● CHALLENGES:
**a)** List every word or phrase that the text on the functionalist view of education places inside quotation marks.
**b)** Copy the passage from the text on the functionalist view of education word for word, starting with "- Secondly, and" and going on through "wider society generally.".
**c)** Write the next part of the text on the functionalist view of education, picking up after its final sentence.

Functionalists also argue that everything in society is functional for everyone e.g. if someone goes out and commits a crime towards someone/something else that’s playing a part in society, than everyone gets something good out of it in the long run.
One of the functionalist’s views is that the education system is an institution that “broadens the individual’s experience” of the social world around us all. It prepares us all for adult role relationships.
In functionalist terms, an education system has two basic functions:
- Firstly, an education function – preparing individuals for the roles that they will play in their adult lives. Therefore, people have to be socialised into the knowledge and skills that a society requires if it is to function technologically.
- Secondly, and equally important to the first function, an education system was seen to promote social solidarity (that is, a sense of social unity) by promoting an understanding of the world, experience of collective behaviour and experience of the collective consciousness necessary for the integration of individuals into the social collective called “society”.
According to sociologists school provides a transitional phase in an individual’s life between the family and the workplace. The needs and demands of the workplace are socialised in an individual in a context free from home pressures.
In effect to this, one important function on the school is to slowly and gradually socialise people into the type of relationship that is found in the workplace and wider society generally.
People learn the basic ways to behave gentler and more forgiving in the environment of the adult world of work. Within the school, therefore, people learn instrumental relationships without facing the consequences of failing to understand their significance. The school is an agency of secondary socialisation.
Another role of education, according to this form of analysis, is that of the “co-ordination of human resources” (that is, understanding the broad needs of the workplace and fulfilling them in a national system of learning, qualifications and so forth).

Coordinate annotation records
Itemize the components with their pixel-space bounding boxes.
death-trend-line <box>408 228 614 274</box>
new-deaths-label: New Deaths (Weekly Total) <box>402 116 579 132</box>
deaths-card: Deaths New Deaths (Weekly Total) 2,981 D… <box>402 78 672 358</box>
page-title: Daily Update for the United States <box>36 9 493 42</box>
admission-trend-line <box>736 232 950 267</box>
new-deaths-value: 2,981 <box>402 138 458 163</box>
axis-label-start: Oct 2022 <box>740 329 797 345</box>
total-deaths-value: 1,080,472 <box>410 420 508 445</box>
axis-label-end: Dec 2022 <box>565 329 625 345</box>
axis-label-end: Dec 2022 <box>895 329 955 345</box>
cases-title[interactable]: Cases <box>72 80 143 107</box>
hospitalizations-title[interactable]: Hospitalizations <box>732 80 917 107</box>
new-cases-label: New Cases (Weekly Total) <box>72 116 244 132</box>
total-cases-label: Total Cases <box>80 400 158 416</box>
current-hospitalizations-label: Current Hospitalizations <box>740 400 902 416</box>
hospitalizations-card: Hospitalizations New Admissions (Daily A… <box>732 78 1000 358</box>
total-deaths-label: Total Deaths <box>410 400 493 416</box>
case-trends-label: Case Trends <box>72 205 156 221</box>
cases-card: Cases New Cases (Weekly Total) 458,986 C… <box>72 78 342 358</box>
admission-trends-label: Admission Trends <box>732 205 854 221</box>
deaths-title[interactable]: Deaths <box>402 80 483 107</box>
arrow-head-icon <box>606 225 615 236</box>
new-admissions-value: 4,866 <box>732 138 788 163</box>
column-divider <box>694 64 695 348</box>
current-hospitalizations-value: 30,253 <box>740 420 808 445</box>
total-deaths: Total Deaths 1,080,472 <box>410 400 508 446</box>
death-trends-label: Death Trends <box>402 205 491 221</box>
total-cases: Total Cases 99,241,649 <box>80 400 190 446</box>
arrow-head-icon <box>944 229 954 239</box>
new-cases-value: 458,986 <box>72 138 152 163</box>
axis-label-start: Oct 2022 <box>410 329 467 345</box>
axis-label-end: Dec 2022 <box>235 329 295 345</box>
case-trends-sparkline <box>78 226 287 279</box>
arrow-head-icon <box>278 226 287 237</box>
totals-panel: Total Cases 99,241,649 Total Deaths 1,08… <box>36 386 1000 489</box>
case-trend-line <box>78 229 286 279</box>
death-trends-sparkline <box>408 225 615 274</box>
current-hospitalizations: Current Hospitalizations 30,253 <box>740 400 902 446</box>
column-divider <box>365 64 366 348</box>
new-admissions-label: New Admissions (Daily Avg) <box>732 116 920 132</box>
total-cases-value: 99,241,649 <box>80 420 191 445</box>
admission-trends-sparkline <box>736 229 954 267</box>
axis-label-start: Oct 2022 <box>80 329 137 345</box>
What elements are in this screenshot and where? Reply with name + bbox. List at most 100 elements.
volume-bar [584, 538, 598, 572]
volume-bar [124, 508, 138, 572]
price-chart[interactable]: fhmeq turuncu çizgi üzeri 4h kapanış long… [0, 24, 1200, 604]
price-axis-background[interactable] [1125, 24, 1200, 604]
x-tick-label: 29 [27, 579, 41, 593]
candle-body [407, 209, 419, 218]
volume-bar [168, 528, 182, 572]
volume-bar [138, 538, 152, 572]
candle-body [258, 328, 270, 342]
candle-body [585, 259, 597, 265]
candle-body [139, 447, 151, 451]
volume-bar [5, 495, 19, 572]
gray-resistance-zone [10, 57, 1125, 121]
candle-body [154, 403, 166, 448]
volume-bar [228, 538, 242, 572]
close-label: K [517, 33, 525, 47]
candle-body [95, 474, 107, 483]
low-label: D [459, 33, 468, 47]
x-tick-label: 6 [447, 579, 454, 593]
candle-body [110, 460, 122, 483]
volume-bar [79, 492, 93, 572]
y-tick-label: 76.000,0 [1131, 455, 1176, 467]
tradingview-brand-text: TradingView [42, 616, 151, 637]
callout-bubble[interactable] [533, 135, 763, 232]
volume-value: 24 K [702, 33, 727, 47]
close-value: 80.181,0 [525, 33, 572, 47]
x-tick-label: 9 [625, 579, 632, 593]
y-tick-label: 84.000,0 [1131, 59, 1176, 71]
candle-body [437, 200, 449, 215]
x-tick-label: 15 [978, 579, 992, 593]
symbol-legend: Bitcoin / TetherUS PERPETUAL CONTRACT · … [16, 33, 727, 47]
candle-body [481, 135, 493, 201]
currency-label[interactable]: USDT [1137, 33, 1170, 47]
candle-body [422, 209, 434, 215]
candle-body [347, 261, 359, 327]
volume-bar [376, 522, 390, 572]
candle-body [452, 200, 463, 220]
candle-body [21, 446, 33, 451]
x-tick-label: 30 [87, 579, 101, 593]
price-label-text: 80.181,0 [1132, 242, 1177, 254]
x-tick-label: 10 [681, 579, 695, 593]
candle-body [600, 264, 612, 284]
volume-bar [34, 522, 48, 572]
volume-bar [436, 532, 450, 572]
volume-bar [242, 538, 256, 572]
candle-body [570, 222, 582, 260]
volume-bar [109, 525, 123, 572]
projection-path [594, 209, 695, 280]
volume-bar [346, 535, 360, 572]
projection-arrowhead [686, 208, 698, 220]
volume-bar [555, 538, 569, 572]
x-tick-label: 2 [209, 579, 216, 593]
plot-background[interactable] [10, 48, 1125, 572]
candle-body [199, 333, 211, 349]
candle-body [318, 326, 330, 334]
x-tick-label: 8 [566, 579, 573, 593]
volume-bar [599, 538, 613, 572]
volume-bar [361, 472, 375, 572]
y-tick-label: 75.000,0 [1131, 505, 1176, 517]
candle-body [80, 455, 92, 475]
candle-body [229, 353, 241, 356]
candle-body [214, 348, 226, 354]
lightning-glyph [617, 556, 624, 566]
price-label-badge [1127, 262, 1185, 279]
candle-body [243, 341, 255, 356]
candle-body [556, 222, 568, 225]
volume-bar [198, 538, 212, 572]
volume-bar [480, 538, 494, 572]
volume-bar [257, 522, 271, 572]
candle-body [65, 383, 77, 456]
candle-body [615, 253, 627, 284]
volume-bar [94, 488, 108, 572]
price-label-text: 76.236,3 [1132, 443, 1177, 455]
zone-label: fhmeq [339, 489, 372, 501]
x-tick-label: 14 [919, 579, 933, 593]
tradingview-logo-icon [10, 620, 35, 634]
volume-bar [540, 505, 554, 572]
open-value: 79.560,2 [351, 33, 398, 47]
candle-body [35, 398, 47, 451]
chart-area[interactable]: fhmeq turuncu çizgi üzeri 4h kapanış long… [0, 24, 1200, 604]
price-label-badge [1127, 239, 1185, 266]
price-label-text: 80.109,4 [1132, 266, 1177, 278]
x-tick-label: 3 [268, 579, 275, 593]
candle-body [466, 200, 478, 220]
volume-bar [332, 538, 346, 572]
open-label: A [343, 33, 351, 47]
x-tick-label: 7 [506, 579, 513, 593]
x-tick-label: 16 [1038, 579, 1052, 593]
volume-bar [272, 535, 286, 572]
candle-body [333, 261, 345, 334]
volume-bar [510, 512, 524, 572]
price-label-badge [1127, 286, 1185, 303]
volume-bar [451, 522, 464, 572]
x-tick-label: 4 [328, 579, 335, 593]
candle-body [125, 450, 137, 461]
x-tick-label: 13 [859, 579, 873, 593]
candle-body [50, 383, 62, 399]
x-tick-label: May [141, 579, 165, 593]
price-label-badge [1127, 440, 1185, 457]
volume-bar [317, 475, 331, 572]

● THE ANSWERS:
**a)**
- broadens the individual’s experience
- society
- co-ordination of human resources

**b)**
- Secondly, and equally important to the first function, an education system was seen to promote social solidarity (that is, a sense of social unity) by promoting an understanding of the world, experience of collective behaviour and experience of the collective consciousness necessary for the integration of individuals into the social collective called “society”.
According to sociologists school provides a transitional phase in an individual’s life between the family and the workplace. The needs and demands of the workplace are socialised in an individual in a context free from home pressures.
In effect to this, one important function on the school is to slowly and gradually socialise people into the type of relationship that is found in the workplace and wider society generally.

**c)**
- In complex social systems, with a variety of different types of employment, societies must develop ways of managing their human resources. Whilst a society may need people such as doctors, dentists, accountants, police officers and manual labourers, there is no need in producing so many trained doctors that can’t get employed because of the amount of doctors that are already using those jobs.
- The co-ordination of human resources, therefore, refers to the way people behave: selected for various types of training, made different to every other person in some way (such as, in modern societies, through the possession of educational qualifications) and then allocated to different adult roles.
- In functionalist terms, therefore, the institution that can be safely charged with this aspect of co-ordination is the educational system, since is exists in a form that enables it to focus on and carryout various tasks.
In my essay I think that I have completed both views on education, from both the Marxist and functionalist views. The title is true to a Marxist but not so much to a Functionalist. Marxists role of education is seen to teach children in the working-class that they are not important enough to enter the middle-class or the upper class.
The evidence that I have found for this essay is supported most by the functionalist view whereas the title question is actually a Marxist view.